What the task asks:
Carry on the blog post about volunteering as a nurse at the Sears Point NASCAR weekend, beginning right after its final sentence.

Extract provided:
Monday, June 22, 2009

Sears Point NASCAR weekend—why I miss it and why I don’t

As I mentioned in my post from a couple of days ago, I used to be one of the nurses in the “infield care center” at Sears Point (now Infineon Raceway—I hate those naming rights things!) from 1992 to 2000. I earned the right to work at the “clinic” for those four days by becoming a member of the San Francisco Region Sports Car Club of America (SSCA) and volunteering to provide emergency medical care at club races at Laguna Seca (close to where I live), along with some professional events. Once a year I’d venture up to Sonoma to work the Sears Point NASCAR race. It was my vacation, the one thing I looked forward to each year, my Christmas and New Year’s all rolled into one.

When I first started to work the race, the NASCAR guys actually took to the track on Thursday for practice, then qualifying on Friday afternoon after several more practices, a couple of Saturday practice sessions and then Sunday’s race. But in the mid-1990s NASCAR decided to “cut costs” and let the big boys play on the track starting on Friday. So on Thursday, only club racers and the lesser NASCAR series, called the Southwest Tour, were on the track. There was a skeleton crew but I was there—even if few other on-track workers were. I put in 10–12 hour days, made sure that the proper paperwork and medical charts were filled out when a driver or crew person came in (I didn’t see civilians—only NASCAR or SCCA people). The doctors were also volunteers and were usually very devoted to providing the very best medical care possible, even with limited supplies or medications on hand. On race mornings, I was there at 6 or 7 a.m., as soon as the garage area opened, in case something happened before the doctors got there at 9.

The first race I worked was at Laguna Seca, an IMSA event, in 1991. I’d attended the Sears Point race and went looking for information on how to be one of those people on the track. I hit the jackpot—being an RN, even one with a bad back, my skills were needed. And I would be given unique access to both tracks, able to go places that spectators could not go. The people in the club itself were fun, and the medical people, all much older than me, were people I could learn much from.

My first NASCAR event worked was 1992’s race. We didn’t yet have the nice building that is there today—we were in a dusty trailer truly in the infield, at the start line at the drag strip. The garage area (there was no garage, only the team haulers enclosed within a temporary cyclone fence) was across the track—very inconvenient! But we did out level best, and did treat people. Most of the problems were due to oversampling of Napa Valley wines. I spent my time sitting in an ambulance, or on a rescue truck, as the clinic had a couple of nurses older than I with much more “seniority” if you will.

Page layout parsing data:

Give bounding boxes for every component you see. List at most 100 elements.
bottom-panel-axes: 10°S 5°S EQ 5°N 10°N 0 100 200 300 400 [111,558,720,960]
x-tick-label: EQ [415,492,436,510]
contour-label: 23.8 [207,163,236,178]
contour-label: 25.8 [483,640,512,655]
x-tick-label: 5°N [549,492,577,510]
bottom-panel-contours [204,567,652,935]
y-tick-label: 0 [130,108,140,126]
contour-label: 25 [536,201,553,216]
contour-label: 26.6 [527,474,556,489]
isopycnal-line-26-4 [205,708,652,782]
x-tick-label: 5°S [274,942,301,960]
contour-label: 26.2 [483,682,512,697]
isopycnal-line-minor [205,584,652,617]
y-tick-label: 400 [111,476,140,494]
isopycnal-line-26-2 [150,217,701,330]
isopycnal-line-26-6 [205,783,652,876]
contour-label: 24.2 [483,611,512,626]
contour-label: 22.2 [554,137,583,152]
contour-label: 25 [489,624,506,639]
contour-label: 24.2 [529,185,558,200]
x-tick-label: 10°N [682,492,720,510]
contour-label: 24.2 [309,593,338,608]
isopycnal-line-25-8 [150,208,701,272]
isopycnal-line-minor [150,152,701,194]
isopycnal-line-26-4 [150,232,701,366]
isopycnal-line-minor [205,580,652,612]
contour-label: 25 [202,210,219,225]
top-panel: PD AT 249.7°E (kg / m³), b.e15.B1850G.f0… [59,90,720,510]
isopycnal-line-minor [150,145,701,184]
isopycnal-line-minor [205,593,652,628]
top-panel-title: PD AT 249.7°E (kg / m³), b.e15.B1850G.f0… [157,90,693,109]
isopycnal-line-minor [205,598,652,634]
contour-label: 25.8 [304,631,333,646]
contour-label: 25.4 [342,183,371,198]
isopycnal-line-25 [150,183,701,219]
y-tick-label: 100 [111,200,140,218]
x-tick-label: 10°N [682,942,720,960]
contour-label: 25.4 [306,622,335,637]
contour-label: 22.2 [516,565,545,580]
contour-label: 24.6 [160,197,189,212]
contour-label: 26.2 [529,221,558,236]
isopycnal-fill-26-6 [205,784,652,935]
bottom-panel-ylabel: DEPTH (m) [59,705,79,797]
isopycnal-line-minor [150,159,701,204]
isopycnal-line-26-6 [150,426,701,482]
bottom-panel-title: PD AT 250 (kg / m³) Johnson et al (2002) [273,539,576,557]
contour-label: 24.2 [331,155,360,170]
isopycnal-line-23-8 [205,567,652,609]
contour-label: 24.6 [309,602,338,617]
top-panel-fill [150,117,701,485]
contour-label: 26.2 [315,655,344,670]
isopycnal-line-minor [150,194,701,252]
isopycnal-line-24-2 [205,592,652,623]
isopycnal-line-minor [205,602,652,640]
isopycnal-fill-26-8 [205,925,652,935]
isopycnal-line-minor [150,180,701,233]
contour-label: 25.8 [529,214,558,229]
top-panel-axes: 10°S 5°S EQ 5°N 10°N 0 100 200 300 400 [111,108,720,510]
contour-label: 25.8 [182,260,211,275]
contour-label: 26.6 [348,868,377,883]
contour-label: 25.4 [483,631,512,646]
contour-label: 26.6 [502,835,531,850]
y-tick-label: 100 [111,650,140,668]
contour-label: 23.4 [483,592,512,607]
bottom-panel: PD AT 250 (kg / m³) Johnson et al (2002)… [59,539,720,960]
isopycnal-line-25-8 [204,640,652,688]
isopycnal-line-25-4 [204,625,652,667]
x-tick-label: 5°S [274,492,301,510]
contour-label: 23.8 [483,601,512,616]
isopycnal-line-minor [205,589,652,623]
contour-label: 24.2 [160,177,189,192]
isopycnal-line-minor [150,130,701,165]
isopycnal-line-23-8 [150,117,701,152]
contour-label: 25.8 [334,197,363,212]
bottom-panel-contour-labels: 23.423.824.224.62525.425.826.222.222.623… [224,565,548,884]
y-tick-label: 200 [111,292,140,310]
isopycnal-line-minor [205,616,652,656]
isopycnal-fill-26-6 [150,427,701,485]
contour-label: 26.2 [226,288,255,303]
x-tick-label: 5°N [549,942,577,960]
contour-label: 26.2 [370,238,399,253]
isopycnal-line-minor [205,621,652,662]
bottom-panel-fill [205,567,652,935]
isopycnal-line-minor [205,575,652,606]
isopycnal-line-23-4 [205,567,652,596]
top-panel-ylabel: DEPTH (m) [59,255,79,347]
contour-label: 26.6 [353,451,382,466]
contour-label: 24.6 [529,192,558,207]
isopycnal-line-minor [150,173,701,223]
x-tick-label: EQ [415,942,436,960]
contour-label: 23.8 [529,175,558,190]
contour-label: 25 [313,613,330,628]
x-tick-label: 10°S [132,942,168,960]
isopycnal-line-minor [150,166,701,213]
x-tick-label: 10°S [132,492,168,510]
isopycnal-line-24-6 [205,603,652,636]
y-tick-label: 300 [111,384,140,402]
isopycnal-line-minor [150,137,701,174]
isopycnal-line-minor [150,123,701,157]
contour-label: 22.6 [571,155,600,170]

Result of this task:
That year was also the first time I was plopped in front of Bill Elliott. The EMT I’d been working with that weekend and I were dispatched to one of the rigs to check up on a crew person that one of the docs had treated, and the doctor wanted me to be able to make a final note and close the chart. The EMT I was with, a gal named Annie, had suffered a career-ending ankle injury. So there we were, two gimps, getting to walk into the garage area, past civilians standing by the gate waiting for their favorite driver. On race morning, when all of the mechanics were frantically doing last-minute tweaks to their cars.

Annie took me to Bill Elliott’s hauler, and spoke to one of the guys. I stood back, nervous as all get-out. I am not shy, but this was Bill Elliott! The guy motioned for me to come toward him, and he said “Go stand by that door [at the side of the hauler] and wait there.”

It happened too fast—out came Bill, I was speechless. I babbled something about he was the reason I was there, the reason I watched NASCAR, and that when he quit, I quit. He laughed and said, “You should be more grateful I have a guy like Henry (the truck driver) who drives the rig here. He’s the hero.” [It had been Henry who plopped me in front of the hauler door.]

Anyway, Bill signed my brand-new #11 Budweiser jacket across the shoulders, I posed for a photo that Annie took, and off I went.

For that race, I worked on the rescue ambulance at the hairpin turn. (I think it was called turn 7, it’s no longer used by NASCAR, replaced by something very boring called “the chute.”) That day, Bill lead the most laps, but because of a set of slightly off tires at the last pit stop, he was unable to hold on to the lead and ended up fifth. That year, Bill was in the hunt for the championship, too.

I walked off the track headed into the garage area to use the bathroom. Lo and behold, who was walking off the track at the same time as me? Yeppers, Bill. I asked him where that finish put him in the points and he held up two fingers. I said “good luck the rest of the season and see you next year,” and he said goodbye and thanks for being there. I could hear spectators ask the gate guard, "Why does she get to go in there and who is she anyway?" It was awesome. People were jealous of me.

My worst nightmare would have been having to work on Bill after an accident, but that never happened. Yes, I did work on some drivers. One year, when Bill did not make the trip to California because of a bad wreck at Talladega (he fractured his femur), I chewed out the driver who was taking Bill’s place (Tommy Kendall) when he wrecked what was a very good car during a Friday practice session. He had to come in and be checked over after taking a pretty hard lick. This was the #94 car, Bill’s team, a car that did not win a single race, an exercise in futility for Bill and frustration for his fans who knew he was a better driver than his finishes showed.

Eventually we got a proper building to use for our clinic. The track of course had no money for decent equipment so most of the stuff we had was Navy surplus, as the doctor in charge was retired Navy. We had beds, and privacy partitions, and IVs and a simple pharmacy stocked with sample medications.

The volunteer doctors eventually shared duties with proper emergency room doctors who were paid to show up. A couple were excellent clinicians, though one irritated the heck out of me when he asked for freebies after he’d treat a crew person, owner or driver. He did this for two years, until the third year, we asked him not to do that anymore and he refused to take the gig again.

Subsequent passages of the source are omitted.